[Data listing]
──────────
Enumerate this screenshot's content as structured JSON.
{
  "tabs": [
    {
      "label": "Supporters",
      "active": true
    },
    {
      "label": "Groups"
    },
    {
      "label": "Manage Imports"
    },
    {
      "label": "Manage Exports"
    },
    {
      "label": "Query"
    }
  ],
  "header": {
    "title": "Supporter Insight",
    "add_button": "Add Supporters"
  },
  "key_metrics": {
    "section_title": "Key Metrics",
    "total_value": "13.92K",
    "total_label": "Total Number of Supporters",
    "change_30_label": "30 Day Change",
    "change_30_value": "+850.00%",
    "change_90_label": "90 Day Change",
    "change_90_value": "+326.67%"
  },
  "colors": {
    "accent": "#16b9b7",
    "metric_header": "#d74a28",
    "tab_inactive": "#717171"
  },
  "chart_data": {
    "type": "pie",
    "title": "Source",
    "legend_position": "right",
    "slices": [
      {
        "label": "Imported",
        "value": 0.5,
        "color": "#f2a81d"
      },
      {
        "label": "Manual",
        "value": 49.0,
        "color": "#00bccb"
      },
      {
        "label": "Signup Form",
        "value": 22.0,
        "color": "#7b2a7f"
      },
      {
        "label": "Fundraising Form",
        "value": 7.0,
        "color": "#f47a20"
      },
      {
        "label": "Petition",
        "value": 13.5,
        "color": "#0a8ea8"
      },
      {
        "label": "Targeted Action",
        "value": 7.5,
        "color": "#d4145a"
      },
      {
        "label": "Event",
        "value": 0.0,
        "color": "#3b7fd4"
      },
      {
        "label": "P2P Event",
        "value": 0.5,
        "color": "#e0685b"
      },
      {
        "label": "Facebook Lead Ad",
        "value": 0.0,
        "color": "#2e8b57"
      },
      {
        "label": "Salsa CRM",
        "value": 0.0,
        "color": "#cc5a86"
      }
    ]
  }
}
──────────
All of the lines above must be returned exactly.

Enumerate this screenshot's content as structured JSON.
{
  "tabs": [
    {
      "label": "Supporters",
      "active": true
    },
    {
      "label": "Groups"
    },
    {
      "label": "Manage Imports"
    },
    {
      "label": "Manage Exports"
    },
    {
      "label": "Query"
    }
  ],
  "header": {
    "title": "Supporter Insight",
    "add_button": "Add Supporters"
  },
  "key_metrics": {
    "section_title": "Key Metrics",
    "total_value": "13.92K",
    "total_label": "Total Number of Supporters",
    "change_30_label": "30 Day Change",
    "change_30_value": "+850.00%",
    "change_90_label": "90 Day Change",
    "change_90_value": "+326.67%"
  },
  "colors": {
    "accent": "#16b9b7",
    "metric_header": "#d74a28",
    "tab_inactive": "#717171"
  },
  "chart_data": {
    "type": "pie",
    "title": "Source",
    "legend_position": "right",
    "slices": [
      {
        "label": "Imported",
        "value": 0.5,
        "color": "#f2a81d"
      },
      {
        "label": "Manual",
        "value": 49.0,
        "color": "#00bccb"
      },
      {
        "label": "Signup Form",
        "value": 22.0,
        "color": "#7b2a7f"
      },
      {
        "label": "Fundraising Form",
        "value": 7.0,
        "color": "#f47a20"
      },
      {
        "label": "Petition",
        "value": 13.5,
        "color": "#0a8ea8"
      },
      {
        "label": "Targeted Action",
        "value": 7.5,
        "color": "#d4145a"
      },
      {
        "label": "Event",
        "value": 0.0,
        "color": "#3b7fd4"
      },
      {
        "label": "P2P Event",
        "value": 0.5,
        "color": "#e0685b"
      },
      {
        "label": "Facebook Lead Ad",
        "value": 0.0,
        "color": "#2e8b57"
      },
      {
        "label": "Salsa CRM",
        "value": 0.0,
        "color": "#cc5a86"
      }
    ]
  }
}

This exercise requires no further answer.